Collected data entries:
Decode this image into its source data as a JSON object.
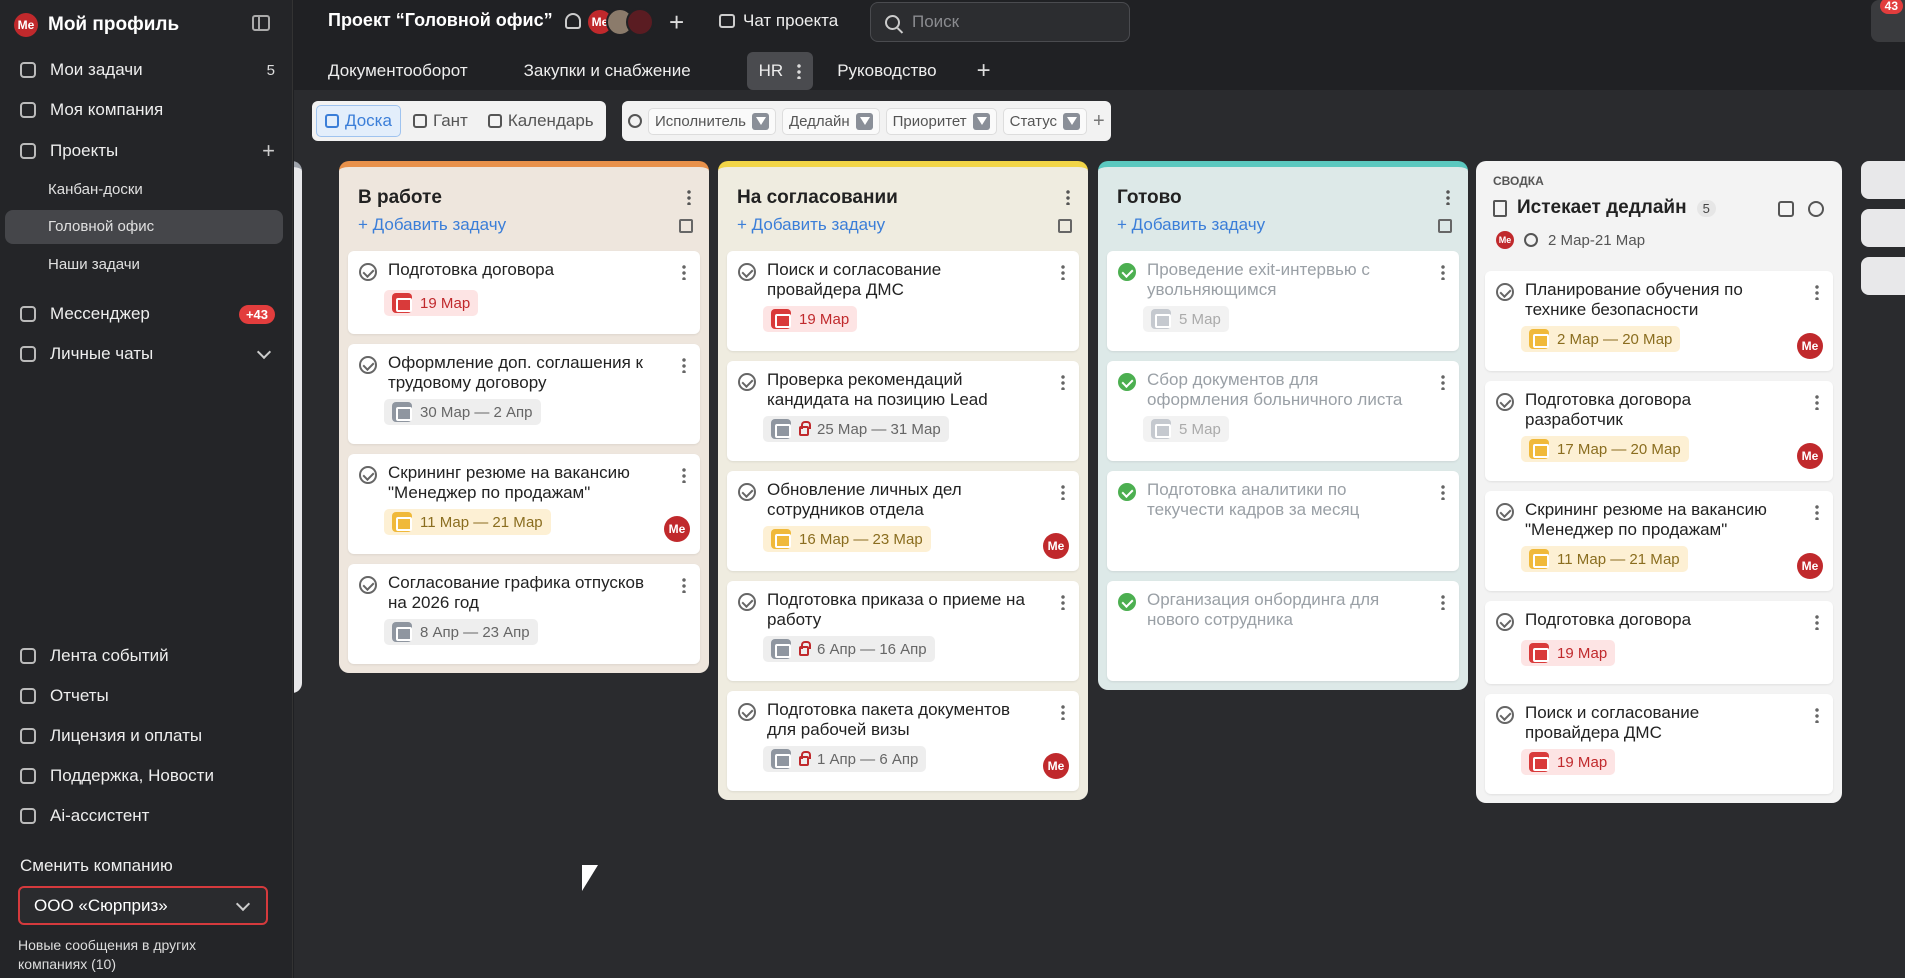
{
  "sidebar": {
    "profile": {
      "avatar": "Ме",
      "name": "Мой профиль"
    },
    "items": [
      {
        "label": "Мои задачи",
        "count": "5",
        "icon": "tasks-icon"
      },
      {
        "label": "Моя компания",
        "icon": "company-icon"
      },
      {
        "label": "Проекты",
        "icon": "projects-icon"
      },
      {
        "label": "Мессенджер",
        "badge": "+43",
        "icon": "messenger-icon"
      },
      {
        "label": "Личные чаты",
        "icon": "chats-icon"
      }
    ],
    "projects": [
      "Канбан-доски",
      "Головной офис",
      "Наши задачи"
    ],
    "bottom": [
      {
        "label": "Лента событий",
        "icon": "feed-icon"
      },
      {
        "label": "Отчеты",
        "icon": "reports-icon"
      },
      {
        "label": "Лицензия и оплаты",
        "icon": "license-icon"
      },
      {
        "label": "Поддержка, Новости",
        "icon": "support-icon"
      },
      {
        "label": "Ai-ассистент",
        "icon": "ai-icon"
      }
    ],
    "switch_label": "Сменить компанию",
    "company": "ООО «Сюрприз»",
    "note": "Новые сообщения в других компаниях (10)"
  },
  "header": {
    "title": "Проект “Головной офис”",
    "avatar_me": "Ме",
    "chat": "Чат проекта",
    "search_placeholder": "Поиск",
    "notif_count": "43",
    "tabs": [
      "Документооборот",
      "Закупки и снабжение",
      "HR",
      "Руководство"
    ]
  },
  "toolbar": {
    "views": [
      "Доска",
      "Гант",
      "Календарь"
    ],
    "filters": [
      "Исполнитель",
      "Дедлайн",
      "Приоритет",
      "Статус"
    ]
  },
  "columns": [
    {
      "title": "В работе",
      "add": "Добавить задачу",
      "color": "#e8914a",
      "bg": "#eee6dd",
      "cards": [
        {
          "title": "Подготовка договора",
          "date": "19 Мар",
          "style": "red"
        },
        {
          "title": "Оформление доп. соглашения к трудовому договору",
          "date": "30 Мар — 2 Апр",
          "style": "gry"
        },
        {
          "title": "Скрининг резюме на вакансию \"Менеджер по продажам\"",
          "date": "11 Мар — 21 Мар",
          "style": "yel",
          "avatar": "Ме"
        },
        {
          "title": "Согласование графика отпусков на 2026 год",
          "date": "8 Апр — 23 Апр",
          "style": "gry"
        }
      ]
    },
    {
      "title": "На согласовании",
      "add": "Добавить задачу",
      "color": "#f2d547",
      "bg": "#efece0",
      "cards": [
        {
          "title": "Поиск и согласование провайдера ДМС",
          "date": "19 Мар",
          "style": "red"
        },
        {
          "title": "Проверка рекомендаций кандидата на позицию Lead",
          "date": "25 Мар — 31 Мар",
          "style": "gry",
          "lock": true
        },
        {
          "title": "Обновление личных дел сотрудников отдела",
          "date": "16 Мар — 23 Мар",
          "style": "yel",
          "avatar": "Ме"
        },
        {
          "title": "Подготовка приказа о приеме на работу",
          "date": "6 Апр — 16 Апр",
          "style": "gry",
          "lock": true
        },
        {
          "title": "Подготовка пакета документов для рабочей визы",
          "date": "1 Апр — 6 Апр",
          "style": "gry",
          "lock": true,
          "avatar": "Ме"
        }
      ]
    },
    {
      "title": "Готово",
      "add": "Добавить задачу",
      "color": "#5bc8bf",
      "bg": "#dde9e8",
      "cards": [
        {
          "title": "Проведение exit-интервью с увольняющимся",
          "date": "5 Мар",
          "style": "dis",
          "done": true
        },
        {
          "title": "Сбор документов для оформления больничного листа",
          "date": "5 Мар",
          "style": "dis",
          "done": true
        },
        {
          "title": "Подготовка аналитики по текучести кадров за месяц",
          "done": true
        },
        {
          "title": "Организация онбординга для нового сотрудника",
          "done": true
        }
      ]
    }
  ],
  "summary": {
    "label": "СВОДКА",
    "title": "Истекает дедлайн",
    "count": "5",
    "range": "2 Мар-21 Мар",
    "cards": [
      {
        "title": "Планирование обучения по технике безопасности",
        "date": "2 Мар — 20 Мар",
        "style": "yel",
        "avatar": "Ме"
      },
      {
        "title": "Подготовка договора разработчик",
        "date": "17 Мар — 20 Мар",
        "style": "yel",
        "avatar": "Ме"
      },
      {
        "title": "Скрининг резюме на вакансию \"Менеджер по продажам\"",
        "date": "11 Мар — 21 Мар",
        "style": "yel",
        "avatar": "Ме"
      },
      {
        "title": "Подготовка договора",
        "date": "19 Мар",
        "style": "red"
      },
      {
        "title": "Поиск и согласование провайдера ДМС",
        "date": "19 Мар",
        "style": "red"
      }
    ]
  }
}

> What you should do
Pick out each line that holds the string "договора".

> Answer to the task
          "title": "Подготовка договора",
        "title": "Подготовка договора разработчик",
        "title": "Подготовка договора",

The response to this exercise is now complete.